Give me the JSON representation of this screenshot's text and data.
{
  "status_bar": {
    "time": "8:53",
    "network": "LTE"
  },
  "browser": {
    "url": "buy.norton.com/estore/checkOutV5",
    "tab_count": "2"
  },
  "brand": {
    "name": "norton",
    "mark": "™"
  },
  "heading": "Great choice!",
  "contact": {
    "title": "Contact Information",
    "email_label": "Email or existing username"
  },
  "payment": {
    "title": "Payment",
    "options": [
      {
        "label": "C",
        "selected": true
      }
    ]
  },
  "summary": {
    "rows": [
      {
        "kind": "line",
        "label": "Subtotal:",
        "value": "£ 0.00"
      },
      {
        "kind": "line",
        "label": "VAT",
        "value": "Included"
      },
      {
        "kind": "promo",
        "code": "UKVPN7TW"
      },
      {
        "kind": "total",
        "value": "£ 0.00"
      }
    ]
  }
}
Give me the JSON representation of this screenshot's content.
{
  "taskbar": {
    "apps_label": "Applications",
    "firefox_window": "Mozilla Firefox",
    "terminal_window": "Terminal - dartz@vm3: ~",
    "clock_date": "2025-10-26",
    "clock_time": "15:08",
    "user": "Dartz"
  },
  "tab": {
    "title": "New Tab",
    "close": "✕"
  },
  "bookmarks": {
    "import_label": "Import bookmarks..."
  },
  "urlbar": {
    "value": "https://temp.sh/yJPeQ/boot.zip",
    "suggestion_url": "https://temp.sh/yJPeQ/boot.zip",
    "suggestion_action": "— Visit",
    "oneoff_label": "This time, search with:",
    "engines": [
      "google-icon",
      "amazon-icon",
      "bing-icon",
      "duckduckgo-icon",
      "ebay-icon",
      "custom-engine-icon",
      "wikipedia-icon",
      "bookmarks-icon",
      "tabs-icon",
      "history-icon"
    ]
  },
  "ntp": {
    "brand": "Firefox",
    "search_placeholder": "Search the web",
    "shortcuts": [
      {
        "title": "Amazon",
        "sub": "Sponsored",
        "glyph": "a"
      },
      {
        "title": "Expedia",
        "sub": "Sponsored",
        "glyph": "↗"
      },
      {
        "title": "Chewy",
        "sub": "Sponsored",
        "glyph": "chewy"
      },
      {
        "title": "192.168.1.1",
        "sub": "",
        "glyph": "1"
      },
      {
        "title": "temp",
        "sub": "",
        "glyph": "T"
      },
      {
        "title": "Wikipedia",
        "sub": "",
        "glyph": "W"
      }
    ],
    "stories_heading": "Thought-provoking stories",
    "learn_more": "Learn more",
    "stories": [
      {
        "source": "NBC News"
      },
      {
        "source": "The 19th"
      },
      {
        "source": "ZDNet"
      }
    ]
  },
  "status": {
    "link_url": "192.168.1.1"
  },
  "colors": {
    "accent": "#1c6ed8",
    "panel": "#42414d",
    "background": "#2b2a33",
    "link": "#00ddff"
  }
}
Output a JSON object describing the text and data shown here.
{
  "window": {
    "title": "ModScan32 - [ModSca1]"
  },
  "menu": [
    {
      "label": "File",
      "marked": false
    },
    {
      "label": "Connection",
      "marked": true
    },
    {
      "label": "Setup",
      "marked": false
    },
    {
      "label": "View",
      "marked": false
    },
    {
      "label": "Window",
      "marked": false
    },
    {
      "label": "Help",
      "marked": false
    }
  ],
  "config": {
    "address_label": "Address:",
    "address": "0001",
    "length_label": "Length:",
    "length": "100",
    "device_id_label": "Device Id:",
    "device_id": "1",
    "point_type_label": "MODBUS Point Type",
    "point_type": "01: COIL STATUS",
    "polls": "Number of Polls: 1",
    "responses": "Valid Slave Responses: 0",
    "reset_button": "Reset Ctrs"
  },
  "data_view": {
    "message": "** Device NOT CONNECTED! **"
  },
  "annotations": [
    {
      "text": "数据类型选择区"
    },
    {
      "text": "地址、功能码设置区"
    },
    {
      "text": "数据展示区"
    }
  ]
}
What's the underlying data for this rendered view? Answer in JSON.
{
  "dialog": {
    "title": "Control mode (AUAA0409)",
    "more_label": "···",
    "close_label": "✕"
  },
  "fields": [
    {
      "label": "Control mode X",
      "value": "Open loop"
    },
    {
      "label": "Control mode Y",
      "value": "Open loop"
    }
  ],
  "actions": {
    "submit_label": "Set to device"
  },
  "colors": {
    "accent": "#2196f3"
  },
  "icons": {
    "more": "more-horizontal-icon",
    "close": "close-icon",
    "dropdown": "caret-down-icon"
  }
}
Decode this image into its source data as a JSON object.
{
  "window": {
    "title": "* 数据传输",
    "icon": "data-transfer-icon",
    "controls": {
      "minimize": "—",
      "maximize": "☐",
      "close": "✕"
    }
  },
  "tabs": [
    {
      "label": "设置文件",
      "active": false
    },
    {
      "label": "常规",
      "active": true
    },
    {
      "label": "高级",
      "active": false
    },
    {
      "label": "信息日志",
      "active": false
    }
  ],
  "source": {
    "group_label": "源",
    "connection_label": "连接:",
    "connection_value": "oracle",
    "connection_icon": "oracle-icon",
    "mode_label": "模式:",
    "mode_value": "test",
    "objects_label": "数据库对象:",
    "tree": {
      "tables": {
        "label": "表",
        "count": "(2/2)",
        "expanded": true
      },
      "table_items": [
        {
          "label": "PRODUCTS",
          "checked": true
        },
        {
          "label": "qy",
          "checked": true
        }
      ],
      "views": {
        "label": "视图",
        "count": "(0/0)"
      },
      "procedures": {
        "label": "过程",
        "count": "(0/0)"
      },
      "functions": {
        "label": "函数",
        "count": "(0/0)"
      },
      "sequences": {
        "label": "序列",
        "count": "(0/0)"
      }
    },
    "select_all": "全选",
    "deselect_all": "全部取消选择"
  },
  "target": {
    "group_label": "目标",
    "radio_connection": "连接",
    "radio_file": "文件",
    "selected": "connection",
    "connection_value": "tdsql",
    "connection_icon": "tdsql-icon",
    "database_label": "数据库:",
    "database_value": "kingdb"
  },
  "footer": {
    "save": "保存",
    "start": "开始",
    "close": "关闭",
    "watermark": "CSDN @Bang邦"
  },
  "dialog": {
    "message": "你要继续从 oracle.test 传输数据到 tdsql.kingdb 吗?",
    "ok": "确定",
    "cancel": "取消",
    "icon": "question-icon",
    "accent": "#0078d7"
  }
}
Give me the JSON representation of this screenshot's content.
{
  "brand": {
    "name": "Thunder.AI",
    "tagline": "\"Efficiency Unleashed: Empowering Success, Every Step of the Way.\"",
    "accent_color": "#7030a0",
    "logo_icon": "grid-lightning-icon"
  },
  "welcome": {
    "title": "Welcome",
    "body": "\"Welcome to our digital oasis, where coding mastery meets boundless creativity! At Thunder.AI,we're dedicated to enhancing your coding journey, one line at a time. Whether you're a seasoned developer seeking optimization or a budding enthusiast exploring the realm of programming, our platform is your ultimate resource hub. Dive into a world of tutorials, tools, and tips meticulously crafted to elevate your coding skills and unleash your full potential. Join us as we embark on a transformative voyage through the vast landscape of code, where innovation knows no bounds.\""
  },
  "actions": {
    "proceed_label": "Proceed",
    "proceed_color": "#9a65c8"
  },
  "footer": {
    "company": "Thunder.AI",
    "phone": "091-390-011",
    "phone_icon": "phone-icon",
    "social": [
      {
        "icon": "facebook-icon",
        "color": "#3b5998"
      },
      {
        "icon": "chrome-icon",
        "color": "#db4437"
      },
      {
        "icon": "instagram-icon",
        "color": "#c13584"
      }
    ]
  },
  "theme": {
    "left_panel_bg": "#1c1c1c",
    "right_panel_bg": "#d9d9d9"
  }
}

* **Directions**:
Output every entry shown above, exactly.

* **Finished exercise**:
Give me the JSON representation of this screenshot's text and data.
{
  "status_bar": {
    "time": "8:53",
    "network": "LTE"
  },
  "browser": {
    "url": "buy.norton.com/estore/checkOutV5",
    "tab_count": "2"
  },
  "brand": {
    "name": "norton",
    "mark": "™"
  },
  "heading": "Great choice!",
  "contact": {
    "title": "Contact Information",
    "email_label": "Email or existing username"
  },
  "payment": {
    "title": "Payment",
    "options": [
      {
        "label": "C",
        "selected": true
      }
    ]
  },
  "summary": {
    "rows": [
      {
        "kind": "line",
        "label": "Subtotal:",
        "value": "£ 0.00"
      },
      {
        "kind": "line",
        "label": "VAT",
        "value": "Included"
      },
      {
        "kind": "promo",
        "code": "UKVPN7TW"
      },
      {
        "kind": "total",
        "value": "£ 0.00"
      }
    ]
  }
}
Give me the JSON representation of this screenshot's content.
{
  "taskbar": {
    "apps_label": "Applications",
    "firefox_window": "Mozilla Firefox",
    "terminal_window": "Terminal - dartz@vm3: ~",
    "clock_date": "2025-10-26",
    "clock_time": "15:08",
    "user": "Dartz"
  },
  "tab": {
    "title": "New Tab",
    "close": "✕"
  },
  "bookmarks": {
    "import_label": "Import bookmarks..."
  },
  "urlbar": {
    "value": "https://temp.sh/yJPeQ/boot.zip",
    "suggestion_url": "https://temp.sh/yJPeQ/boot.zip",
    "suggestion_action": "— Visit",
    "oneoff_label": "This time, search with:",
    "engines": [
      "google-icon",
      "amazon-icon",
      "bing-icon",
      "duckduckgo-icon",
      "ebay-icon",
      "custom-engine-icon",
      "wikipedia-icon",
      "bookmarks-icon",
      "tabs-icon",
      "history-icon"
    ]
  },
  "ntp": {
    "brand": "Firefox",
    "search_placeholder": "Search the web",
    "shortcuts": [
      {
        "title": "Amazon",
        "sub": "Sponsored",
        "glyph": "a"
      },
      {
        "title": "Expedia",
        "sub": "Sponsored",
        "glyph": "↗"
      },
      {
        "title": "Chewy",
        "sub": "Sponsored",
        "glyph": "chewy"
      },
      {
        "title": "192.168.1.1",
        "sub": "",
        "glyph": "1"
      },
      {
        "title": "temp",
        "sub": "",
        "glyph": "T"
      },
      {
        "title": "Wikipedia",
        "sub": "",
        "glyph": "W"
      }
    ],
    "stories_heading": "Thought-provoking stories",
    "learn_more": "Learn more",
    "stories": [
      {
        "source": "NBC News"
      },
      {
        "source": "The 19th"
      },
      {
        "source": "ZDNet"
      }
    ]
  },
  "status": {
    "link_url": "192.168.1.1"
  },
  "colors": {
    "accent": "#1c6ed8",
    "panel": "#42414d",
    "background": "#2b2a33",
    "link": "#00ddff"
  }
}
Output a JSON object describing the text and data shown here.
{
  "window": {
    "title": "ModScan32 - [ModSca1]"
  },
  "menu": [
    {
      "label": "File",
      "marked": false
    },
    {
      "label": "Connection",
      "marked": true
    },
    {
      "label": "Setup",
      "marked": false
    },
    {
      "label": "View",
      "marked": false
    },
    {
      "label": "Window",
      "marked": false
    },
    {
      "label": "Help",
      "marked": false
    }
  ],
  "config": {
    "address_label": "Address:",
    "address": "0001",
    "length_label": "Length:",
    "length": "100",
    "device_id_label": "Device Id:",
    "device_id": "1",
    "point_type_label": "MODBUS Point Type",
    "point_type": "01: COIL STATUS",
    "polls": "Number of Polls: 1",
    "responses": "Valid Slave Responses: 0",
    "reset_button": "Reset Ctrs"
  },
  "data_view": {
    "message": "** Device NOT CONNECTED! **"
  },
  "annotations": [
    {
      "text": "数据类型选择区"
    },
    {
      "text": "地址、功能码设置区"
    },
    {
      "text": "数据展示区"
    }
  ]
}
What's the underlying data for this rendered view? Answer in JSON.
{
  "dialog": {
    "title": "Control mode (AUAA0409)",
    "more_label": "···",
    "close_label": "✕"
  },
  "fields": [
    {
      "label": "Control mode X",
      "value": "Open loop"
    },
    {
      "label": "Control mode Y",
      "value": "Open loop"
    }
  ],
  "actions": {
    "submit_label": "Set to device"
  },
  "colors": {
    "accent": "#2196f3"
  },
  "icons": {
    "more": "more-horizontal-icon",
    "close": "close-icon",
    "dropdown": "caret-down-icon"
  }
}
Decode this image into its source data as a JSON object.
{
  "window": {
    "title": "* 数据传输",
    "icon": "data-transfer-icon",
    "controls": {
      "minimize": "—",
      "maximize": "☐",
      "close": "✕"
    }
  },
  "tabs": [
    {
      "label": "设置文件",
      "active": false
    },
    {
      "label": "常规",
      "active": true
    },
    {
      "label": "高级",
      "active": false
    },
    {
      "label": "信息日志",
      "active": false
    }
  ],
  "source": {
    "group_label": "源",
    "connection_label": "连接:",
    "connection_value": "oracle",
    "connection_icon": "oracle-icon",
    "mode_label": "模式:",
    "mode_value": "test",
    "objects_label": "数据库对象:",
    "tree": {
      "tables": {
        "label": "表",
        "count": "(2/2)",
        "expanded": true
      },
      "table_items": [
        {
          "label": "PRODUCTS",
          "checked": true
        },
        {
          "label": "qy",
          "checked": true
        }
      ],
      "views": {
        "label": "视图",
        "count": "(0/0)"
      },
      "procedures": {
        "label": "过程",
        "count": "(0/0)"
      },
      "functions": {
        "label": "函数",
        "count": "(0/0)"
      },
      "sequences": {
        "label": "序列",
        "count": "(0/0)"
      }
    },
    "select_all": "全选",
    "deselect_all": "全部取消选择"
  },
  "target": {
    "group_label": "目标",
    "radio_connection": "连接",
    "radio_file": "文件",
    "selected": "connection",
    "connection_value": "tdsql",
    "connection_icon": "tdsql-icon",
    "database_label": "数据库:",
    "database_value": "kingdb"
  },
  "footer": {
    "save": "保存",
    "start": "开始",
    "close": "关闭",
    "watermark": "CSDN @Bang邦"
  },
  "dialog": {
    "message": "你要继续从 oracle.test 传输数据到 tdsql.kingdb 吗?",
    "ok": "确定",
    "cancel": "取消",
    "icon": "question-icon",
    "accent": "#0078d7"
  }
}
Give me the JSON representation of this screenshot's content.
{
  "brand": {
    "name": "Thunder.AI",
    "tagline": "\"Efficiency Unleashed: Empowering Success, Every Step of the Way.\"",
    "accent_color": "#7030a0",
    "logo_icon": "grid-lightning-icon"
  },
  "welcome": {
    "title": "Welcome",
    "body": "\"Welcome to our digital oasis, where coding mastery meets boundless creativity! At Thunder.AI,we're dedicated to enhancing your coding journey, one line at a time. Whether you're a seasoned developer seeking optimization or a budding enthusiast exploring the realm of programming, our platform is your ultimate resource hub. Dive into a world of tutorials, tools, and tips meticulously crafted to elevate your coding skills and unleash your full potential. Join us as we embark on a transformative voyage through the vast landscape of code, where innovation knows no bounds.\""
  },
  "actions": {
    "proceed_label": "Proceed",
    "proceed_color": "#9a65c8"
  },
  "footer": {
    "company": "Thunder.AI",
    "phone": "091-390-011",
    "phone_icon": "phone-icon",
    "social": [
      {
        "icon": "facebook-icon",
        "color": "#3b5998"
      },
      {
        "icon": "chrome-icon",
        "color": "#db4437"
      },
      {
        "icon": "instagram-icon",
        "color": "#c13584"
      }
    ]
  },
  "theme": {
    "left_panel_bg": "#1c1c1c",
    "right_panel_bg": "#d9d9d9"
  }
}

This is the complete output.